What you will do
Return the entries verbatim and drop every picture.
── Exercise data ──
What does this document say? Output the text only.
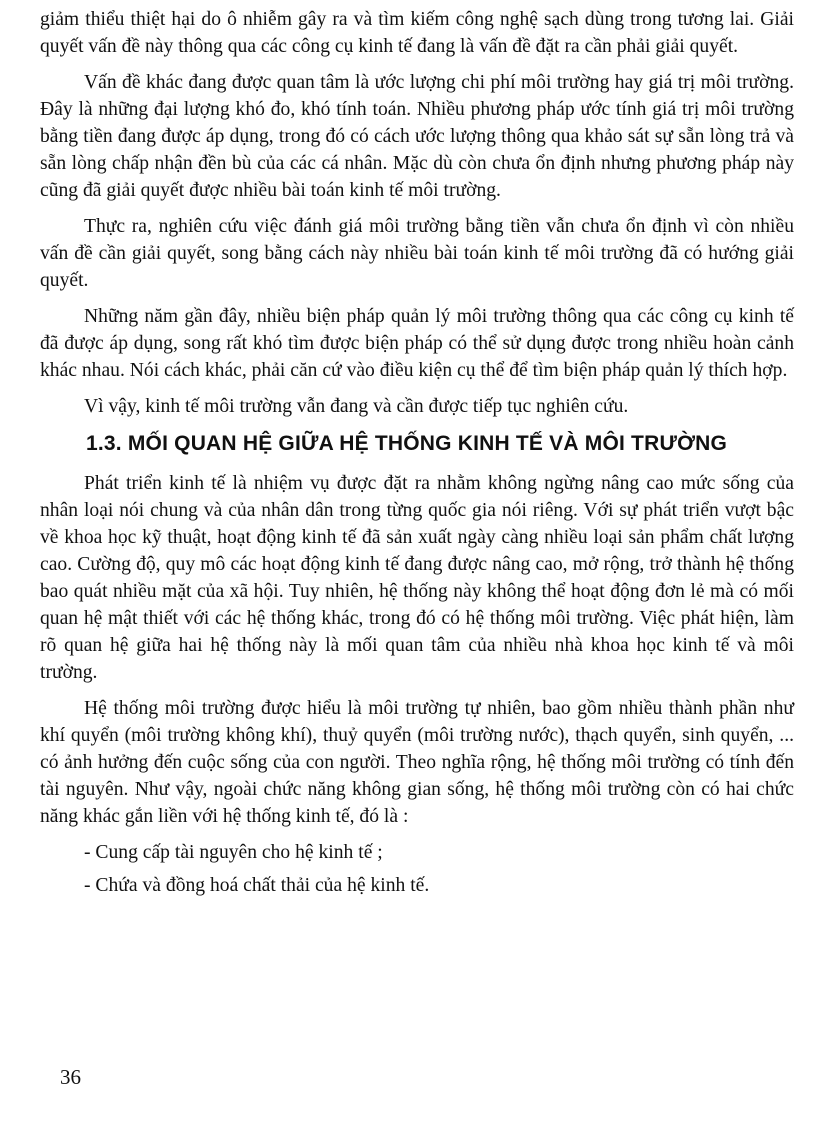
giảm thiểu thiệt hại do ô nhiễm gây ra và tìm kiếm công nghệ sạch dùng trong tương lai. Giải quyết vấn đề này thông qua các công cụ kinh tế đang là vấn đề đặt ra cần phải giải quyết.

Vấn đề khác đang được quan tâm là ước lượng chi phí môi trường hay giá trị môi trường. Đây là những đại lượng khó đo, khó tính toán. Nhiều phương pháp ước tính giá trị môi trường bằng tiền đang được áp dụng, trong đó có cách ước lượng thông qua khảo sát sự sẵn lòng trả và sẵn lòng chấp nhận đền bù của các cá nhân. Mặc dù còn chưa ổn định nhưng phương pháp này cũng đã giải quyết được nhiều bài toán kinh tế môi trường.

Thực ra, nghiên cứu việc đánh giá môi trường bằng tiền vẫn chưa ổn định vì còn nhiều vấn đề cần giải quyết, song bằng cách này nhiều bài toán kinh tế môi trường đã có hướng giải quyết.

Những năm gần đây, nhiều biện pháp quản lý môi trường thông qua các công cụ kinh tế đã được áp dụng, song rất khó tìm được biện pháp có thể sử dụng được trong nhiều hoàn cảnh khác nhau. Nói cách khác, phải căn cứ vào điều kiện cụ thể để tìm biện pháp quản lý thích hợp.

Vì vậy, kinh tế môi trường vẫn đang và cần được tiếp tục nghiên cứu.

1.3. MỐI QUAN HỆ GIỮA HỆ THỐNG KINH TẾ VÀ MÔI TRƯỜNG

Phát triển kinh tế là nhiệm vụ được đặt ra nhằm không ngừng nâng cao mức sống của nhân loại nói chung và của nhân dân trong từng quốc gia nói riêng. Với sự phát triển vượt bậc về khoa học kỹ thuật, hoạt động kinh tế đã sản xuất ngày càng nhiều loại sản phẩm chất lượng cao. Cường độ, quy mô các hoạt động kinh tế đang được nâng cao, mở rộng, trở thành hệ thống bao quát nhiều mặt của xã hội. Tuy nhiên, hệ thống này không thể hoạt động đơn lẻ mà có mối quan hệ mật thiết với các hệ thống khác, trong đó có hệ thống môi trường. Việc phát hiện, làm rõ quan hệ giữa hai hệ thống này là mối quan tâm của nhiều nhà khoa học kinh tế và môi trường.

Hệ thống môi trường được hiểu là môi trường tự nhiên, bao gồm nhiều thành phần như khí quyển (môi trường không khí), thuỷ quyển (môi trường nước), thạch quyển, sinh quyển, ... có ảnh hưởng đến cuộc sống của con người. Theo nghĩa rộng, hệ thống môi trường có tính đến tài nguyên. Như vậy, ngoài chức năng không gian sống, hệ thống môi trường còn có hai chức năng khác gắn liền với hệ thống kinh tế, đó là :

- Cung cấp tài nguyên cho hệ kinh tế ;

- Chứa và đồng hoá chất thải của hệ kinh tế.

36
───
Exercise answer
What does this document say? Output the text only.
giảm thiểu thiệt hại do ô nhiễm gây ra và tìm kiếm công nghệ sạch dùng trong tương lai. Giải quyết vấn đề này thông qua các công cụ kinh tế đang là vấn đề đặt ra cần phải giải quyết.

Vấn đề khác đang được quan tâm là ước lượng chi phí môi trường hay giá trị môi trường. Đây là những đại lượng khó đo, khó tính toán. Nhiều phương pháp ước tính giá trị môi trường bằng tiền đang được áp dụng, trong đó có cách ước lượng thông qua khảo sát sự sẵn lòng trả và sẵn lòng chấp nhận đền bù của các cá nhân. Mặc dù còn chưa ổn định nhưng phương pháp này cũng đã giải quyết được nhiều bài toán kinh tế môi trường.

Thực ra, nghiên cứu việc đánh giá môi trường bằng tiền vẫn chưa ổn định vì còn nhiều vấn đề cần giải quyết, song bằng cách này nhiều bài toán kinh tế môi trường đã có hướng giải quyết.

Những năm gần đây, nhiều biện pháp quản lý môi trường thông qua các công cụ kinh tế đã được áp dụng, song rất khó tìm được biện pháp có thể sử dụng được trong nhiều hoàn cảnh khác nhau. Nói cách khác, phải căn cứ vào điều kiện cụ thể để tìm biện pháp quản lý thích hợp.

Vì vậy, kinh tế môi trường vẫn đang và cần được tiếp tục nghiên cứu.

1.3. MỐI QUAN HỆ GIỮA HỆ THỐNG KINH TẾ VÀ MÔI TRƯỜNG

Phát triển kinh tế là nhiệm vụ được đặt ra nhằm không ngừng nâng cao mức sống của nhân loại nói chung và của nhân dân trong từng quốc gia nói riêng. Với sự phát triển vượt bậc về khoa học kỹ thuật, hoạt động kinh tế đã sản xuất ngày càng nhiều loại sản phẩm chất lượng cao. Cường độ, quy mô các hoạt động kinh tế đang được nâng cao, mở rộng, trở thành hệ thống bao quát nhiều mặt của xã hội. Tuy nhiên, hệ thống này không thể hoạt động đơn lẻ mà có mối quan hệ mật thiết với các hệ thống khác, trong đó có hệ thống môi trường. Việc phát hiện, làm rõ quan hệ giữa hai hệ thống này là mối quan tâm của nhiều nhà khoa học kinh tế và môi trường.

Hệ thống môi trường được hiểu là môi trường tự nhiên, bao gồm nhiều thành phần như khí quyển (môi trường không khí), thuỷ quyển (môi trường nước), thạch quyển, sinh quyển, ... có ảnh hưởng đến cuộc sống của con người. Theo nghĩa rộng, hệ thống môi trường có tính đến tài nguyên. Như vậy, ngoài chức năng không gian sống, hệ thống môi trường còn có hai chức năng khác gắn liền với hệ thống kinh tế, đó là :

- Cung cấp tài nguyên cho hệ kinh tế ;

- Chứa và đồng hoá chất thải của hệ kinh tế.

36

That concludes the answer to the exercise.